[Stored data entries]
____

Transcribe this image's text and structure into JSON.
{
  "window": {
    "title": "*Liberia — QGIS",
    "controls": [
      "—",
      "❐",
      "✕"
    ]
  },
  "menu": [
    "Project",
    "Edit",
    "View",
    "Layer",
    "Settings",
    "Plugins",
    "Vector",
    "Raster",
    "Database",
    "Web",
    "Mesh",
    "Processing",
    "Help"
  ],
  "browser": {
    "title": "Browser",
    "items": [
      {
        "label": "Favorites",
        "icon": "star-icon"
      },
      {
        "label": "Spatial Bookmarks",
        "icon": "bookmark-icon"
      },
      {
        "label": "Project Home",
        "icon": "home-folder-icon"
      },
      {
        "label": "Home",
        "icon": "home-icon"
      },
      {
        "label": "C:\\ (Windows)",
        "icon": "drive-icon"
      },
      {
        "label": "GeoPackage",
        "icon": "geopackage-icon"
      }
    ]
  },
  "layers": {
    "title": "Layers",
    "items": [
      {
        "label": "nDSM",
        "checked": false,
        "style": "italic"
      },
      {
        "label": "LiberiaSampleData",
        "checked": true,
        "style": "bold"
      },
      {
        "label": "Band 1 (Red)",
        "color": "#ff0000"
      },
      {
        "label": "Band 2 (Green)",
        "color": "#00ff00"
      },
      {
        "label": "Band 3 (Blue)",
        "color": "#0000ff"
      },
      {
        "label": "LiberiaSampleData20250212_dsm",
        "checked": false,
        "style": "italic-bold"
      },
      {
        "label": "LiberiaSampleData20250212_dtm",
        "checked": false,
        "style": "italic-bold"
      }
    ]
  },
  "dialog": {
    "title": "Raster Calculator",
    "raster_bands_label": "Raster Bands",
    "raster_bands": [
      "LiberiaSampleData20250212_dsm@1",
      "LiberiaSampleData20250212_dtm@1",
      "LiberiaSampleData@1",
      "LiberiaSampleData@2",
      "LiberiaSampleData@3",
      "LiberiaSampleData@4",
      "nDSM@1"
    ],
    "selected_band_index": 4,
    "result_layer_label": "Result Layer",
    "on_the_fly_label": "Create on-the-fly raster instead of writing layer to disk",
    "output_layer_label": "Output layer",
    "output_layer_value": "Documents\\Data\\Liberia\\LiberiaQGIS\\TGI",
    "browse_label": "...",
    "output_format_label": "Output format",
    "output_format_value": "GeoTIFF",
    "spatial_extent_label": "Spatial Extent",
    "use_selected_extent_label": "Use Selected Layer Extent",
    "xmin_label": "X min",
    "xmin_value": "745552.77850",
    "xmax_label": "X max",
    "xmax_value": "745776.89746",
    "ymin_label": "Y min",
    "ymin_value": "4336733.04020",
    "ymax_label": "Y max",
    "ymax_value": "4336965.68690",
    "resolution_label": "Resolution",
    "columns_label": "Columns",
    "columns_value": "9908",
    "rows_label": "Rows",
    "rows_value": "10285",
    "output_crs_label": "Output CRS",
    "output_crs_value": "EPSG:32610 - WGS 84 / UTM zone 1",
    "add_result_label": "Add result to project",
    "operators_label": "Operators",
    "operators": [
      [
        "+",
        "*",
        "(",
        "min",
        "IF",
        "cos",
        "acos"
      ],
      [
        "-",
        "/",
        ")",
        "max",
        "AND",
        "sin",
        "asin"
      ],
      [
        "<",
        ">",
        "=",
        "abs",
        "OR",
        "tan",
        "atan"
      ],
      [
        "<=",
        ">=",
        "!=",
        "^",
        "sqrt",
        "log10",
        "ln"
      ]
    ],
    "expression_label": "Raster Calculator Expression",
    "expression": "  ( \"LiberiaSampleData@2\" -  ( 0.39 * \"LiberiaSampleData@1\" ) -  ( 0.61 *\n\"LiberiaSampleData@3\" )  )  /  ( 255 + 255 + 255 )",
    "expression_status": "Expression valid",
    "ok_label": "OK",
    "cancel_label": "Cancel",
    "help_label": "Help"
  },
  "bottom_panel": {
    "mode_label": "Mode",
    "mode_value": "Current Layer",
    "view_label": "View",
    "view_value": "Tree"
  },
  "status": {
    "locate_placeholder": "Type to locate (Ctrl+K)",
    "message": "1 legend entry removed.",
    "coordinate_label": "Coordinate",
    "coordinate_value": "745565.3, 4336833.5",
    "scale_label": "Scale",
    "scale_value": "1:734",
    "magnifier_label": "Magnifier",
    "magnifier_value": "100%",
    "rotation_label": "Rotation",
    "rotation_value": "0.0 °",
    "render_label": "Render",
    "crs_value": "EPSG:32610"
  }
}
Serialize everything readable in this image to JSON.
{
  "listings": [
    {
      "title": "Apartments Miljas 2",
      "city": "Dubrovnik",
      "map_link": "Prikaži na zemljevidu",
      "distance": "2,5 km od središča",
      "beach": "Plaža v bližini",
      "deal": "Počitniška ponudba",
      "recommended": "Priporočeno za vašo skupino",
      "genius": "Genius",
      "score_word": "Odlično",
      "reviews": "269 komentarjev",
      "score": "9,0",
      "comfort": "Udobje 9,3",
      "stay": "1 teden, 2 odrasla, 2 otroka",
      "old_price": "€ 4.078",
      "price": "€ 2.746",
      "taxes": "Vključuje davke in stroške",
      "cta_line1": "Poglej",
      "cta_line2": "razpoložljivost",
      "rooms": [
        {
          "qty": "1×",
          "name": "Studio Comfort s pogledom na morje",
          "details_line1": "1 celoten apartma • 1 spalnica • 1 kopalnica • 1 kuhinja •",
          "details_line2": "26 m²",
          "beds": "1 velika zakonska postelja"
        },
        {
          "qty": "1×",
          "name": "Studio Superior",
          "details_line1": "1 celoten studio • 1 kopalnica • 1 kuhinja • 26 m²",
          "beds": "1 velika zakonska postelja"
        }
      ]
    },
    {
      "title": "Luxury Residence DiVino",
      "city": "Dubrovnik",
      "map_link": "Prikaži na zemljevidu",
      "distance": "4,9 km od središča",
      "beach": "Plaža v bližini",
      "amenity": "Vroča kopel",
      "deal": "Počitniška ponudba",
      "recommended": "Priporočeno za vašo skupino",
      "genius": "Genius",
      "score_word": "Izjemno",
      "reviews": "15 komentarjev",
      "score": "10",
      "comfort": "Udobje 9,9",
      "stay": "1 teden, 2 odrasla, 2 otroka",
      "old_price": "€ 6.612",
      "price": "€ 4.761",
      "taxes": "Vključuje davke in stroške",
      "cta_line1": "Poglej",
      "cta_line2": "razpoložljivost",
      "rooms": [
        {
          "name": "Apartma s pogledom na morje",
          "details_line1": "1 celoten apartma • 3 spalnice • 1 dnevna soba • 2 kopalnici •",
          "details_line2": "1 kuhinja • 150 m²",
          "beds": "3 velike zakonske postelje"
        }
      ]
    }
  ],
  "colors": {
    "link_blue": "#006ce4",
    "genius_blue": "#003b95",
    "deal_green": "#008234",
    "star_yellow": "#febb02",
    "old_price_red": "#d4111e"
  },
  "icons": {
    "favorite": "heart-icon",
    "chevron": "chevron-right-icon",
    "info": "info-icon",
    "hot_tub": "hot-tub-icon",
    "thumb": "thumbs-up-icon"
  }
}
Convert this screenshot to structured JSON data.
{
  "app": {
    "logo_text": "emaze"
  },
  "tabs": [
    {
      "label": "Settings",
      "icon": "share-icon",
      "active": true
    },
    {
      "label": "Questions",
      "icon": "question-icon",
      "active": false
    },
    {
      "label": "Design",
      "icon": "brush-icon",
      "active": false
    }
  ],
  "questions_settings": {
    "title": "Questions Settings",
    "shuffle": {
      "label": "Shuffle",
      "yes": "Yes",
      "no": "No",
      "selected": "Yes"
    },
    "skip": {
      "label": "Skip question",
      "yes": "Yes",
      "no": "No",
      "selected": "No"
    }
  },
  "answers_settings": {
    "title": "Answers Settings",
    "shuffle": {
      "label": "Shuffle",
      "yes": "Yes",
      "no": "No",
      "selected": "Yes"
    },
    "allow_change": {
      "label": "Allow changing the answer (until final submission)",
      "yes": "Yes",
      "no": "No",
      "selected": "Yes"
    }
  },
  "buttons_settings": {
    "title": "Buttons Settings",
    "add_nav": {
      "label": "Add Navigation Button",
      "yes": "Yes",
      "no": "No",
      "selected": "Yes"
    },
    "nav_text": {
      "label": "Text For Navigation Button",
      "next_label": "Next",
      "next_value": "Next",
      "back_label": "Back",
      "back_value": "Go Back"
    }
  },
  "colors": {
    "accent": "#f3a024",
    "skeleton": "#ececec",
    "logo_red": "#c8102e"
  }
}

____

Your task is to write out the lines from the one with "Convert this screenshot" through the end of the records, exactly and with nothing added.

Final answer
Convert this screenshot to structured JSON data.
{
  "app": {
    "logo_text": "emaze"
  },
  "tabs": [
    {
      "label": "Settings",
      "icon": "share-icon",
      "active": true
    },
    {
      "label": "Questions",
      "icon": "question-icon",
      "active": false
    },
    {
      "label": "Design",
      "icon": "brush-icon",
      "active": false
    }
  ],
  "questions_settings": {
    "title": "Questions Settings",
    "shuffle": {
      "label": "Shuffle",
      "yes": "Yes",
      "no": "No",
      "selected": "Yes"
    },
    "skip": {
      "label": "Skip question",
      "yes": "Yes",
      "no": "No",
      "selected": "No"
    }
  },
  "answers_settings": {
    "title": "Answers Settings",
    "shuffle": {
      "label": "Shuffle",
      "yes": "Yes",
      "no": "No",
      "selected": "Yes"
    },
    "allow_change": {
      "label": "Allow changing the answer (until final submission)",
      "yes": "Yes",
      "no": "No",
      "selected": "Yes"
    }
  },
  "buttons_settings": {
    "title": "Buttons Settings",
    "add_nav": {
      "label": "Add Navigation Button",
      "yes": "Yes",
      "no": "No",
      "selected": "Yes"
    },
    "nav_text": {
      "label": "Text For Navigation Button",
      "next_label": "Next",
      "next_value": "Next",
      "back_label": "Back",
      "back_value": "Go Back"
    }
  },
  "colors": {
    "accent": "#f3a024",
    "skeleton": "#ececec",
    "logo_red": "#c8102e"
  }
}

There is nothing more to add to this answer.